=== TEXT ZUM LESEN ===

ABC streicht die beliebte Late-Night-Show «Jimmy Kimmel Live!» vorerst aus dem Programm. Offenbar hat die Trump-Regierung nach der Sendung vom Montag Druck aufgebaut. Was ist da los?
Der amerikanische Satiriker Jimmy Kimmel, 57, hat 22 Jahre lang seine Show «Jimmy Kimmel Live!» moderiert. Viermal die Woche stand er vor der Kamera, rund vierzig Minuten lang. Dabei hat sich Kimmel über so ziemlich alles und jeden lustig gemacht, manchmal oberhalb, ab und zu auch unterhalb der Gürtellinie. Nun scheint es, als würden ihm 61 Sekunden zum Verhängnis.
Der amerikanische Fernsehsender ABC hat «Jimmy Kimmel Live!» auf unbestimmte Zeit aus dem Programm gestrichen. Der Grund: die Sendung vom vergangenen Montag.
Behörden drohten mit der «harten Tour»
Darin thematisierte Kimmel die Ermordung von Charlie Kirk, dem Kopf der rechtskonservativen Bewegung Turning Point USA. Kimmel behauptete, dass der Attentäter selbst aus diesem Lager stamme, was umstritten ist. Danach spottete Kimmel über Donald Trump, spielte ein Video ein, auf dem der amerikanische Präsident gefragt wurde, wie es ihm angesichts des Attentats ginge. «Ich glaube, sehr gut», sagte Trump und begann vom Ballsaal zu prahlen, der gerade im Weissen Haus gebaut wird. Kimmels Pointe: «So trauert ein Vierjähriger um einen Goldfisch.»
Nach der Ausstrahlung der Folge übte Trumps Regierung Druck auf ABC aus. Brendan Carr, Chef der Rundfunkkommission (FCC) und Trump-Vertrauter, kritisierte Kimmel und klang dabei wie ein Sheriff im Wilden Westen. «Wir können das auf die leichte oder die harte Tour machen», sagte Carr. Die harte Tour: Ermittlungen seiner Behörde, allfällige Geldstrafen.

===

**GESTELLTE AUFGABE 1**:
Gib den Artikel über die Absetzung von Kimmels Show wortgetreu wieder, beginnend mit „Darin thematisierte Kimmel“ und weiter bis einschließlich „Behörde, allfällige Geldstrafen.“.
**GESTELLTE AUFGABE 2**:
Ersetze in den Zeilen weiter unten überall „x-tick-label“ durch „axis-tick-label“, beginnend mit der Zeile mit „x-tick-label: 0.2 <box>477 572 508 597</box>“ und weiter bis einschließlich der Zeile mit „study-rows: Study #1“. Gib nur diese Zeilen aus und lass alles andere darin unverändert.

=== BEREITGESTELLTE DATENSÄTZE ===

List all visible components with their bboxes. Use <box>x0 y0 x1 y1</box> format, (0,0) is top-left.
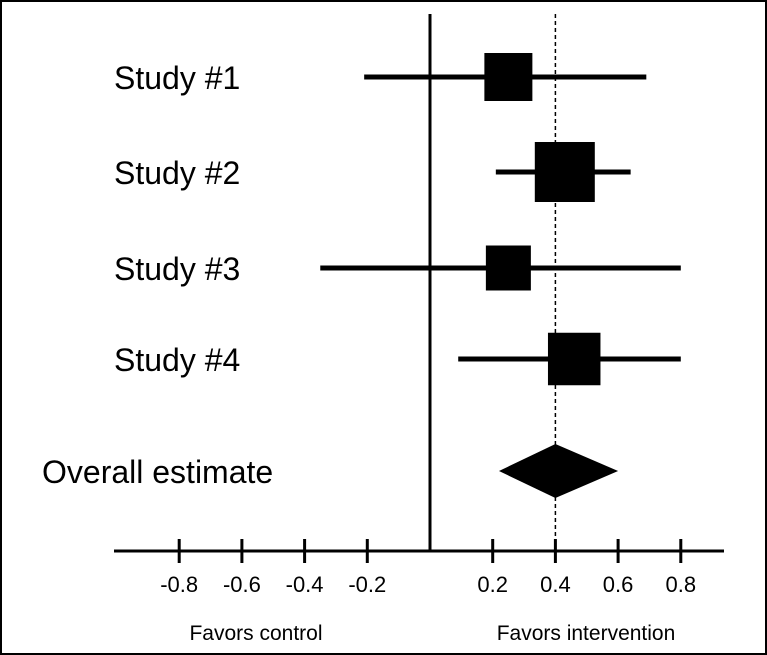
x-tick-label: 0.2 <box>477 572 508 597</box>
x-tick-label: 0.8 <box>666 572 697 597</box>
point-estimate-square <box>485 245 531 291</box>
study-row: Study #3 <box>114 245 681 291</box>
study-label: Study #4 <box>114 342 240 378</box>
x-tick-label: 0.4 <box>540 572 571 597</box>
x-tick-label: -0.6 <box>223 572 261 597</box>
study-row: Study #1 <box>114 53 647 101</box>
x-tick-label: -0.8 <box>160 572 198 597</box>
x-tick-label: 0.6 <box>603 572 634 597</box>
study-label: Study #3 <box>114 251 240 287</box>
point-estimate-square <box>484 53 533 101</box>
overall-row: Overall estimate <box>42 444 619 498</box>
study-rows: Study #1 Study #2 Study #3 Study #4 <box>114 53 681 386</box>
point-estimate-square <box>547 332 601 386</box>
study-row: Study #2 <box>114 142 631 202</box>
point-estimate-square <box>534 142 595 202</box>
study-label: Study #1 <box>114 60 240 96</box>
x-label-favors-intervention: Favors intervention <box>497 622 676 645</box>
x-tick-label: -0.4 <box>286 572 324 597</box>
x-tick-label: -0.2 <box>348 572 386 597</box>
overall-estimate-diamond <box>498 444 619 498</box>
study-label: Study #2 <box>114 155 240 191</box>
x-axis-ticks: -0.8 -0.6 -0.4 -0.2 0.2 0.4 0.6 0.8 <box>160 539 696 597</box>
x-label-favors-control: Favors control <box>189 622 322 645</box>
study-row: Study #4 <box>114 332 681 386</box>
overall-estimate-label: Overall estimate <box>42 454 273 490</box>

===

**ERGEBNIS 1**:
Darin thematisierte Kimmel die Ermordung von Charlie Kirk, dem Kopf der rechtskonservativen Bewegung Turning Point USA. Kimmel behauptete, dass der Attentäter selbst aus diesem Lager stamme, was umstritten ist. Danach spottete Kimmel über Donald Trump, spielte ein Video ein, auf dem der amerikanische Präsident gefragt wurde, wie es ihm angesichts des Attentats ginge. «Ich glaube, sehr gut», sagte Trump und begann vom Ballsaal zu prahlen, der gerade im Weissen Haus gebaut wird. Kimmels Pointe: «So trauert ein Vierjähriger um einen Goldfisch.»
Nach der Ausstrahlung der Folge übte Trumps Regierung Druck auf ABC aus. Brendan Carr, Chef der Rundfunkkommission (FCC) und Trump-Vertrauter, kritisierte Kimmel und klang dabei wie ein Sheriff im Wilden Westen. «Wir können das auf die leichte oder die harte Tour machen», sagte Carr. Die harte Tour: Ermittlungen seiner Behörde, allfällige Geldstrafen.

**ERGEBNIS 2**:
axis-tick-label: 0.2 <box>477 572 508 597</box>
axis-tick-label: 0.8 <box>666 572 697 597</box>
point-estimate-square <box>485 245 531 291</box>
study-row: Study #3 <box>114 245 681 291</box>
study-label: Study #4 <box>114 342 240 378</box>
axis-tick-label: 0.4 <box>540 572 571 597</box>
axis-tick-label: -0.6 <box>223 572 261 597</box>
study-row: Study #1 <box>114 53 647 101</box>
axis-tick-label: -0.8 <box>160 572 198 597</box>
axis-tick-label: 0.6 <box>603 572 634 597</box>
study-label: Study #3 <box>114 251 240 287</box>
point-estimate-square <box>484 53 533 101</box>
overall-row: Overall estimate <box>42 444 619 498</box>
study-rows: Study #1 Study #2 Study #3 Study #4 <box>114 53 681 386</box>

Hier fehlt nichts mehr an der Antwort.